Aim
Check each line of the listing below for the string "watermark", and copy the ones that have it.

Start Input records

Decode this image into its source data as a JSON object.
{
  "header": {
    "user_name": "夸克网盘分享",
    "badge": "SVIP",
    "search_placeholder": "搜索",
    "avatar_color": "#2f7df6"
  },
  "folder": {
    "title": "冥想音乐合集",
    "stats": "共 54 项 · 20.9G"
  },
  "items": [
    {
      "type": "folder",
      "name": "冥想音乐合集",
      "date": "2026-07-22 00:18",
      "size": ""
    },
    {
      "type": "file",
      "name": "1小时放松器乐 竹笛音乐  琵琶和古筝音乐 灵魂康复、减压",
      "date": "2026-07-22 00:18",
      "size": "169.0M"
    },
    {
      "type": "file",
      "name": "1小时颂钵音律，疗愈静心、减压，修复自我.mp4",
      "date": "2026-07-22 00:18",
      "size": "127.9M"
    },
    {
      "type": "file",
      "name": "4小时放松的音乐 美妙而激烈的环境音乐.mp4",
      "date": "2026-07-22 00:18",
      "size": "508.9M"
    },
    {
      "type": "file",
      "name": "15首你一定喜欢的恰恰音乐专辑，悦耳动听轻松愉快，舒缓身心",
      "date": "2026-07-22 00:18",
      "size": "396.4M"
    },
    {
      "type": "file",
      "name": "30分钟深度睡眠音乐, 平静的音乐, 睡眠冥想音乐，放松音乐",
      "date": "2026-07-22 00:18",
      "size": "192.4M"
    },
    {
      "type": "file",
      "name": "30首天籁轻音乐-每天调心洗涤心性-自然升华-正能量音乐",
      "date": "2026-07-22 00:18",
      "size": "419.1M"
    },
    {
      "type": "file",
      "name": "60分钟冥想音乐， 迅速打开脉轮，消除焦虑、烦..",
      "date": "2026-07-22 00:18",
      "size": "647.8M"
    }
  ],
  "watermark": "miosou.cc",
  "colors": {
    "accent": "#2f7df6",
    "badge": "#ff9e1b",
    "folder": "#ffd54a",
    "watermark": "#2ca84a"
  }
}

End Input records
Start Input records

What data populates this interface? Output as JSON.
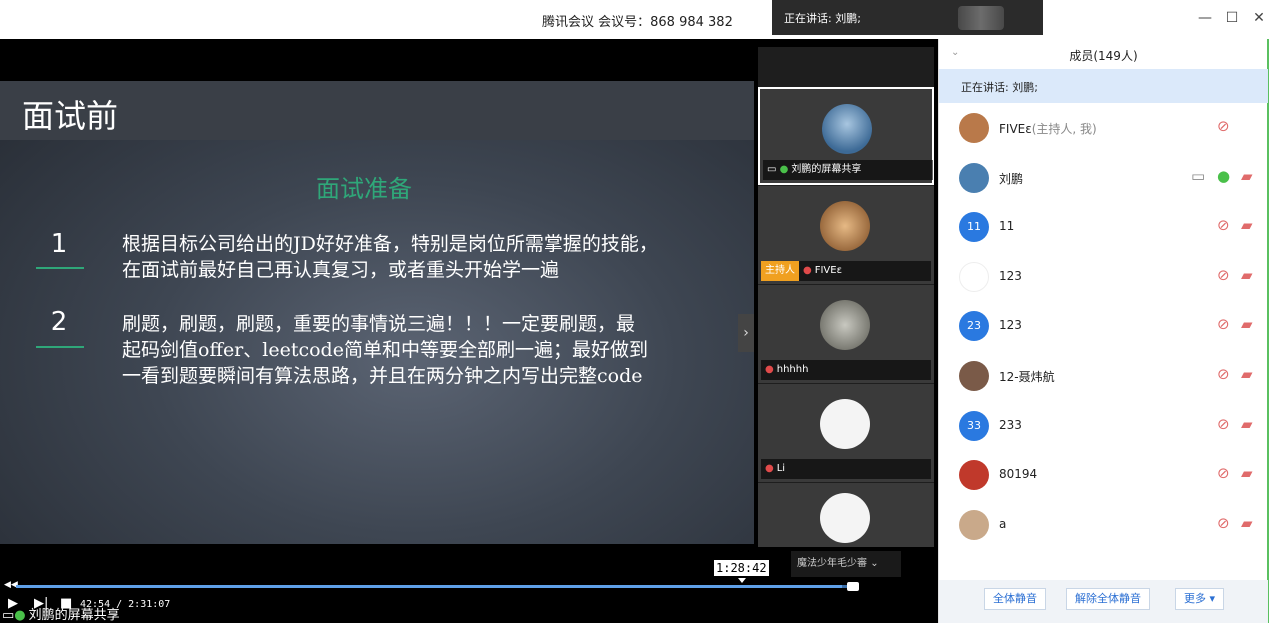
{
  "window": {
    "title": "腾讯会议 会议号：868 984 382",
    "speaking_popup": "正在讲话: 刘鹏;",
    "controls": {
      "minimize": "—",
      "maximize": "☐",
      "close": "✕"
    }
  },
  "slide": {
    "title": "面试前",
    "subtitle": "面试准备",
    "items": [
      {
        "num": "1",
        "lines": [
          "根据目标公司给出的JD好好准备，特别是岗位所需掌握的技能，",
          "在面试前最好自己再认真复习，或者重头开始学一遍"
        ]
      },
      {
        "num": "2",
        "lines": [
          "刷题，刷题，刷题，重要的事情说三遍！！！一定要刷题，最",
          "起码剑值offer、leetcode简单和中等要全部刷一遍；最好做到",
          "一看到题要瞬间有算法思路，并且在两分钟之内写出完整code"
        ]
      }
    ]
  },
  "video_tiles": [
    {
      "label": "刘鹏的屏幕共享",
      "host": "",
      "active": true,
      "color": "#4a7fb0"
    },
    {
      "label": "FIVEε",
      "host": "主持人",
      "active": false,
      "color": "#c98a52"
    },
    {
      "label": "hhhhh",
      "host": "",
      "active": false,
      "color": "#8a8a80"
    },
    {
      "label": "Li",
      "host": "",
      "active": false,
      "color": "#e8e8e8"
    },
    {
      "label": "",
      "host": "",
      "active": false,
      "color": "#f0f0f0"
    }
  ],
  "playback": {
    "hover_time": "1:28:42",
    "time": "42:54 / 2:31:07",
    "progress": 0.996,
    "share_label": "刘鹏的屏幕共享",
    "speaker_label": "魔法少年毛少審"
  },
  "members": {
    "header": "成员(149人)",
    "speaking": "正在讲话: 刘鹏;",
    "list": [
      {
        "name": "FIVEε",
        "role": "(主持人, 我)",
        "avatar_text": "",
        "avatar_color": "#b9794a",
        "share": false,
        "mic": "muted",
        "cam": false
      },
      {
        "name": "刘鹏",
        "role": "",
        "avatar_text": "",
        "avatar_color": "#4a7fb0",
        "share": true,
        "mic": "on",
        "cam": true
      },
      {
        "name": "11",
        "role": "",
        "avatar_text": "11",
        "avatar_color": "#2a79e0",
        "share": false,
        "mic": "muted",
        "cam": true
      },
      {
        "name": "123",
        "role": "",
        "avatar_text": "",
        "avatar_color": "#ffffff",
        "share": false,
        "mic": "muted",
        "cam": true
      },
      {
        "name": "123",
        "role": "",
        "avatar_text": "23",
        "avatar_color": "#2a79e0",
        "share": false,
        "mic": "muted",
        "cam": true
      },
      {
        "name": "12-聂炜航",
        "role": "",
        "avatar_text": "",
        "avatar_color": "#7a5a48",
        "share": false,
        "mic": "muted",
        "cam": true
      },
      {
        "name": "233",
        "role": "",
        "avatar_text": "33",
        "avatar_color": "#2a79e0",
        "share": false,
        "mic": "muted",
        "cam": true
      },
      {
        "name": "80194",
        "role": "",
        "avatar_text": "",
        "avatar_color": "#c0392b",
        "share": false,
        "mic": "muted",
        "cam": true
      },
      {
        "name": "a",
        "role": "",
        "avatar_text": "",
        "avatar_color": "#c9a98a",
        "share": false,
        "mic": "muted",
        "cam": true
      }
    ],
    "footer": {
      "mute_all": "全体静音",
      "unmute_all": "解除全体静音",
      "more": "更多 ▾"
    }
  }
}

End Input records
Start Input records

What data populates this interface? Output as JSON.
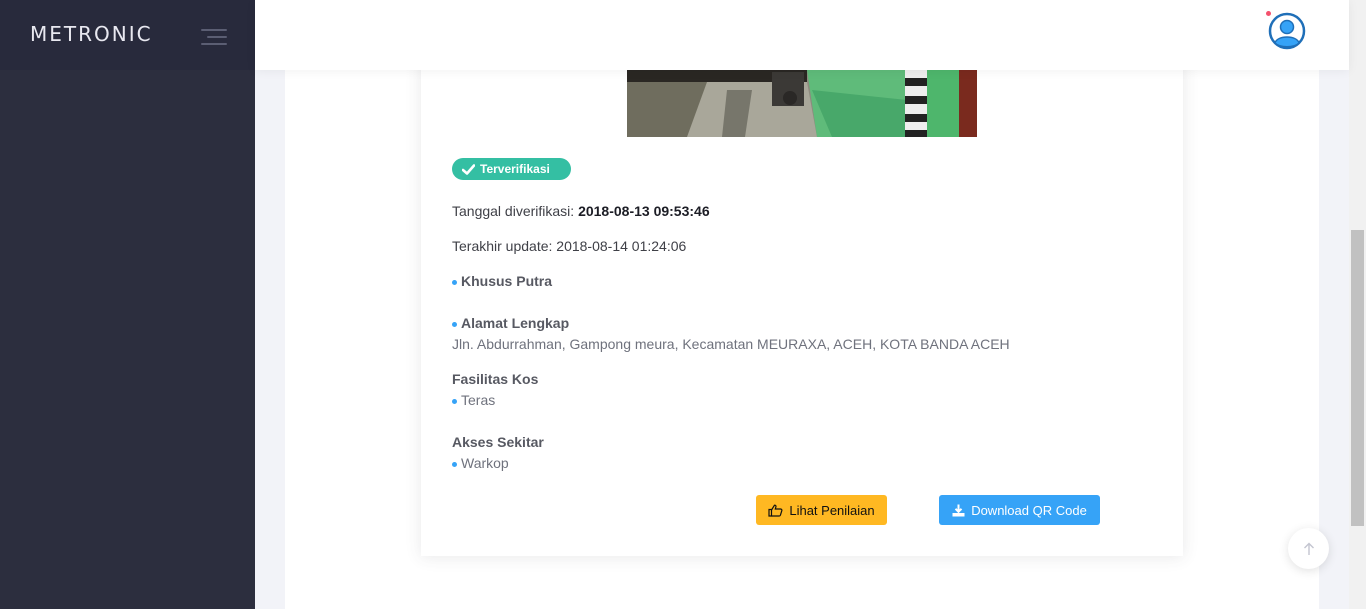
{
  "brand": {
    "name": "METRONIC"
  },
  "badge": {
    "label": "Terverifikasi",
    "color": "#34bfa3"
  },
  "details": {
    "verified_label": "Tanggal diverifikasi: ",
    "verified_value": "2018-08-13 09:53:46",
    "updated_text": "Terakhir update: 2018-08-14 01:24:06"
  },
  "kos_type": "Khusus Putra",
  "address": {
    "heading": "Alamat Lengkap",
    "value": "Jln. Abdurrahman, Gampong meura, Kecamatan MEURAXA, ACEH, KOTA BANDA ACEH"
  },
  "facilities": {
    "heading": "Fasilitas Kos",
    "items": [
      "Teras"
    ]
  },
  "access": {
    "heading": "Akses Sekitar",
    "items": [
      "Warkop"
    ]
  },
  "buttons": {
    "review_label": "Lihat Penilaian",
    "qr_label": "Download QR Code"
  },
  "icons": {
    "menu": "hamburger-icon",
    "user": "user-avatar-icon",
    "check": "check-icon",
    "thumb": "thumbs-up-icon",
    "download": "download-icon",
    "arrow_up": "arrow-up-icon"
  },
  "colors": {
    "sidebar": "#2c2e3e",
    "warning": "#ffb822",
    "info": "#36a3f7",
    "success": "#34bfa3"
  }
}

End Input records

Written response
  "watermark": "miosou.cc",
    "watermark": "#2ca84a"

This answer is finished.